Data entries:
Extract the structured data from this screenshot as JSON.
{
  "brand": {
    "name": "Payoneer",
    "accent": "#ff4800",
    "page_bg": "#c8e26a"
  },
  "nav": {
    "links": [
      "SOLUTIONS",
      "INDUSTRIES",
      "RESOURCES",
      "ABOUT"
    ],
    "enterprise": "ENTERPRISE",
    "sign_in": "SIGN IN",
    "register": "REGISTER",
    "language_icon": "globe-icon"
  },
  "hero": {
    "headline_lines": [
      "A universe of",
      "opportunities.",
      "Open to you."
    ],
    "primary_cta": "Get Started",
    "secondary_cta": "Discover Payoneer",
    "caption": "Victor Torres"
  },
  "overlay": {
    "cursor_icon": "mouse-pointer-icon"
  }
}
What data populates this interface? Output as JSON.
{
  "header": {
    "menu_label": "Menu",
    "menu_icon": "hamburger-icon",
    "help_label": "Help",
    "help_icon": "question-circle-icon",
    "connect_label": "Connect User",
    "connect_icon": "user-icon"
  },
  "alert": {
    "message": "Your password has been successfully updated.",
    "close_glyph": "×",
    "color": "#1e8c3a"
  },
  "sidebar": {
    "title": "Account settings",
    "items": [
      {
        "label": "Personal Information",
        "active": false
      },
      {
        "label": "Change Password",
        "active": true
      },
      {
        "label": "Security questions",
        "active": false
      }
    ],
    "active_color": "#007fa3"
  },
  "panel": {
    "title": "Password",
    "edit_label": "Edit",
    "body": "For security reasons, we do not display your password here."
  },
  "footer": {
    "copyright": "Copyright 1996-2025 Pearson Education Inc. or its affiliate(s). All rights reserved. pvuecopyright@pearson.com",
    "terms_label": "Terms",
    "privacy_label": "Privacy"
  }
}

◆ Your goal
Select every line where the word "title" occurs.

◆ The solution
    "title": "Account settings",
    "title": "Password",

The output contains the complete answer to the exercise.